>> Start SUPPLIED ENTRIES

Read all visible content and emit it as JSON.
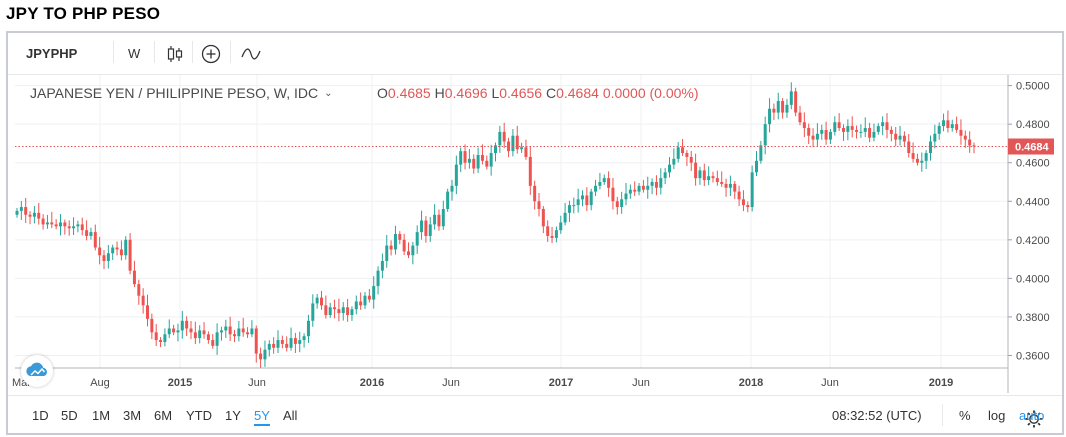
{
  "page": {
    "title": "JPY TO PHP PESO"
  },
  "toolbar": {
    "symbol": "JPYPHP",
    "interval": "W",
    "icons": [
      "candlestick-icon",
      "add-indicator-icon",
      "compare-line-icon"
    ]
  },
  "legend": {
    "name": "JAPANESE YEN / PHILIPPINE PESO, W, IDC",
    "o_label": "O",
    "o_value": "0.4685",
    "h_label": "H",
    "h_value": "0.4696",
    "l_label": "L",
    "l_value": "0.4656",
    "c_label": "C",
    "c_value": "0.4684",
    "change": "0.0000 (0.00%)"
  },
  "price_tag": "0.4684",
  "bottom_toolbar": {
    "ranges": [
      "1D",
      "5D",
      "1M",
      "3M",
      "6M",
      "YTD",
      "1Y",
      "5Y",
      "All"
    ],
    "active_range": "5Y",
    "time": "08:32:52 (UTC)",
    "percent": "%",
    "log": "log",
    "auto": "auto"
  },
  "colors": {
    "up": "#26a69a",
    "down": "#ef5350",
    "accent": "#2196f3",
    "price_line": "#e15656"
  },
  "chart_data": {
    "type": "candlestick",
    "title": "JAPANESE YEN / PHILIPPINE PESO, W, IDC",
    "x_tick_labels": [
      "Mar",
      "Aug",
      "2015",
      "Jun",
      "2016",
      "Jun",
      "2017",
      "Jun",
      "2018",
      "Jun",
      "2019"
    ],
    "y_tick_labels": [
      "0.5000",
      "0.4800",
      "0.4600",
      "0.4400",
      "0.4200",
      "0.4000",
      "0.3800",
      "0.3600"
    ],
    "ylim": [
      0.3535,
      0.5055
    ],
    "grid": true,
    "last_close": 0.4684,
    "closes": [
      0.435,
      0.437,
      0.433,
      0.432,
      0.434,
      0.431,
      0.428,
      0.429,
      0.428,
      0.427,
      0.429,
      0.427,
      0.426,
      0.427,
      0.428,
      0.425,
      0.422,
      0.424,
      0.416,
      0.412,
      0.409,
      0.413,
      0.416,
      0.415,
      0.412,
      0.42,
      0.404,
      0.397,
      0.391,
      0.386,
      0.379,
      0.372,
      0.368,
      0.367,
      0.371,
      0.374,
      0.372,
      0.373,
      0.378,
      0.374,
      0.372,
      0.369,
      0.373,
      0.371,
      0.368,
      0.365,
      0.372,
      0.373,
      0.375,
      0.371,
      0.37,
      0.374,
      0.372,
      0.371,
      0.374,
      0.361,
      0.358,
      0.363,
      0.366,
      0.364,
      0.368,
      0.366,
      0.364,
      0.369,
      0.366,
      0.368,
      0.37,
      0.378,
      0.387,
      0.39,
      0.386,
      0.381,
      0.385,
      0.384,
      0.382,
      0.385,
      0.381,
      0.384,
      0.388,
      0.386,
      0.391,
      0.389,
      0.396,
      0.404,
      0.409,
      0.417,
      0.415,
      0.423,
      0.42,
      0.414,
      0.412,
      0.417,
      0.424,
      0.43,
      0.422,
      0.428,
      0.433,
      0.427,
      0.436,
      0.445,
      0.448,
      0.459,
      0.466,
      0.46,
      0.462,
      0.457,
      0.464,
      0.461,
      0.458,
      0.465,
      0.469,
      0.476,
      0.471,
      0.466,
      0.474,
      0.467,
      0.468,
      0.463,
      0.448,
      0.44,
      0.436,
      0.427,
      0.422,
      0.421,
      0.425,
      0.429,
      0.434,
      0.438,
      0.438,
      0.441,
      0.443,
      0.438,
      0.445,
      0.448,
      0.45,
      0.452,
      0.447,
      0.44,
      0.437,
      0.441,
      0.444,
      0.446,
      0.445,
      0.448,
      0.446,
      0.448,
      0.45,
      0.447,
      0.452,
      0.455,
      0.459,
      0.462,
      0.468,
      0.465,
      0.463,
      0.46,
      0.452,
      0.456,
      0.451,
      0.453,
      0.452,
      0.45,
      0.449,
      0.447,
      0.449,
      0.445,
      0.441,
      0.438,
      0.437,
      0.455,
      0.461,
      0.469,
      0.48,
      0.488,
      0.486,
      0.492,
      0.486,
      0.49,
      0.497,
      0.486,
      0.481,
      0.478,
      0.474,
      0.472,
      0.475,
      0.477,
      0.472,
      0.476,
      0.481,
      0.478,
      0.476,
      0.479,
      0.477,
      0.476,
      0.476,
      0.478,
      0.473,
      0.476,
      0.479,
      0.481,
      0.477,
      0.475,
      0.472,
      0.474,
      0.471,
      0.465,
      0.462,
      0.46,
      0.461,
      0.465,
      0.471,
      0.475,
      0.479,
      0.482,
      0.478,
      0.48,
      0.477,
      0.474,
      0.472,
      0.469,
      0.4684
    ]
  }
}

>> End SUPPLIED ENTRIES

• [SET PROBLEM]: Pick out and copy the lines of the entries that hold the string "title".

• [EXERCISE OUTPUT]:
    "title": "JPY TO PHP PESO"
    "title": "JAPANESE YEN / PHILIPPINE PESO, W, IDC",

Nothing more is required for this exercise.